> [Given exercise] Reproduce exactly the lines from the one containing "Transcribe the text in this document." through the end of the entries, including both. Drop the pictures.

>> BEGIN

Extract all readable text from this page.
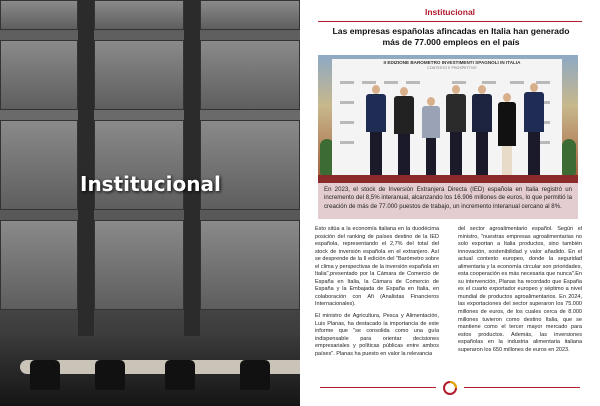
Institucional
Institucional
Las empresas españolas afincadas en Italia han generado más de 77.000 empleos en el país
II EDIZIONE BAROMETRO INVESTIMENTI SPAGNOLI IN ITALIA
CONTESTO E PROSPETTIVE
En 2023, el stock de Inversión Extranjera Directa (IED) española en Italia registró un incremento del 8,5% interanual, alcanzando los 16.906 millones de euros, lo que permitió la creación de más de 77.000 puestos de trabajo, un incremento interanual cercano al 8%.

Esto sitúa a la economía italiana en la duodécima posición del ranking de países destino de la IED española, representando el 2,7% del total del stock de inversión española en el extranjero. Así se desprende de la II edición del "Barómetro sobre el clima y perspectivas de la inversión española en Italia",presentado por la Cámara de Comercio de España en Italia, la Cámara de Comercio de España y la Embajada de España en Italia, en colaboración con Afi (Analistas Financieros Internacionales).

El ministro de Agricultura, Pesca y Alimentación, Luis Planas, ha destacado la importancia de este informe que "se consolida como una guía indispensable para orientar decisiones empresariales y políticas públicas entre ambos países". Planas ha puesto en valor la relevancia

del sector agroalimentario español. Según el ministro, "nuestras empresas agroalimentarias no solo exportan a Italia productos, sino también innovación, sostenibilidad y valor añadido. En el actual contexto europeo, donde la seguridad alimentaria y la economía circular son prioridades, esta cooperación es más necesaria que nunca".En su intervención, Planas ha recordado que España es el cuarto exportador europeo y séptimo a nivel mundial de productos agroalimentarios. En 2024, las exportaciones del sector superaron los 75.000 millones de euros, de los cuales cerca de 8.000 millones tuvieron como destino Italia, que se mantiene como el tercer mayor mercado para estos productos. Además, las inversiones españolas en la industria alimentaria italiana superaron los 650 millones de euros en 2023.
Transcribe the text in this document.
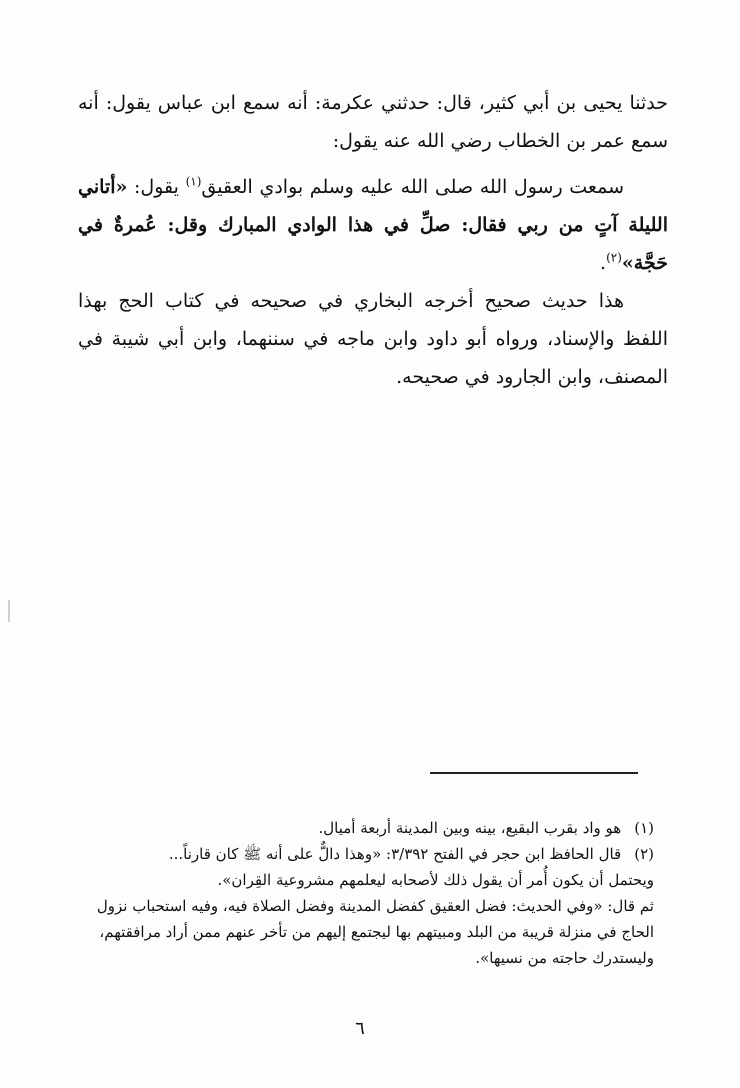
حدثنا يحيى بن أبي كثير، قال: حدثني عكرمة: أنه سمع ابن عباس يقول: أنه سمع عمر بن الخطاب رضي الله عنه يقول:

سمعت رسول الله صلى الله عليه وسلم بوادي العقيق$^{(١)}$ يقول: «أتاني الليلة آتٍ من ربي فقال: صلِّ في هذا الوادي المبارك وقل: عُمرةٌ في حَجَّة»$^{(٢)}$.

هذا حديث صحيح أخرجه البخاري في صحيحه في كتاب الحج بهذا اللفظ والإسناد، ورواه أبو داود وابن ماجه في سننهما، وابن أبي شيبة في المصنف، وابن الجارود في صحيحه.

(١) هو واد بقرب البقيع، بينه وبين المدينة أربعة أميال.

(٢) قال الحافظ ابن حجر في الفتح ٣/٣٩٢: «وهذا دالٌّ على أنه ﷺ كان قارناً...

ويحتمل أن يكون أُمر أن يقول ذلك لأصحابه ليعلمهم مشروعية القِران».

ثم قال: «وفي الحديث: فضل العقيق كفضل المدينة وفضل الصلاة فيه، وفيه استحباب نزول الحاج في منزلة قريبة من البلد ومبيتهم بها ليجتمع إليهم من تأخر عنهم ممن أراد مرافقتهم، وليستدرك حاجته من نسيها».

٦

>> END

> [Completed task]
Transcribe the text in this document.
حدثنا يحيى بن أبي كثير، قال: حدثني عكرمة: أنه سمع ابن عباس يقول: أنه سمع عمر بن الخطاب رضي الله عنه يقول:

سمعت رسول الله صلى الله عليه وسلم بوادي العقيق$^{(١)}$ يقول: «أتاني الليلة آتٍ من ربي فقال: صلِّ في هذا الوادي المبارك وقل: عُمرةٌ في حَجَّة»$^{(٢)}$.

هذا حديث صحيح أخرجه البخاري في صحيحه في كتاب الحج بهذا اللفظ والإسناد، ورواه أبو داود وابن ماجه في سننهما، وابن أبي شيبة في المصنف، وابن الجارود في صحيحه.

(١) هو واد بقرب البقيع، بينه وبين المدينة أربعة أميال.

(٢) قال الحافظ ابن حجر في الفتح ٣/٣٩٢: «وهذا دالٌّ على أنه ﷺ كان قارناً...

ويحتمل أن يكون أُمر أن يقول ذلك لأصحابه ليعلمهم مشروعية القِران».

ثم قال: «وفي الحديث: فضل العقيق كفضل المدينة وفضل الصلاة فيه، وفيه استحباب نزول الحاج في منزلة قريبة من البلد ومبيتهم بها ليجتمع إليهم من تأخر عنهم ممن أراد مرافقتهم، وليستدرك حاجته من نسيها».

٦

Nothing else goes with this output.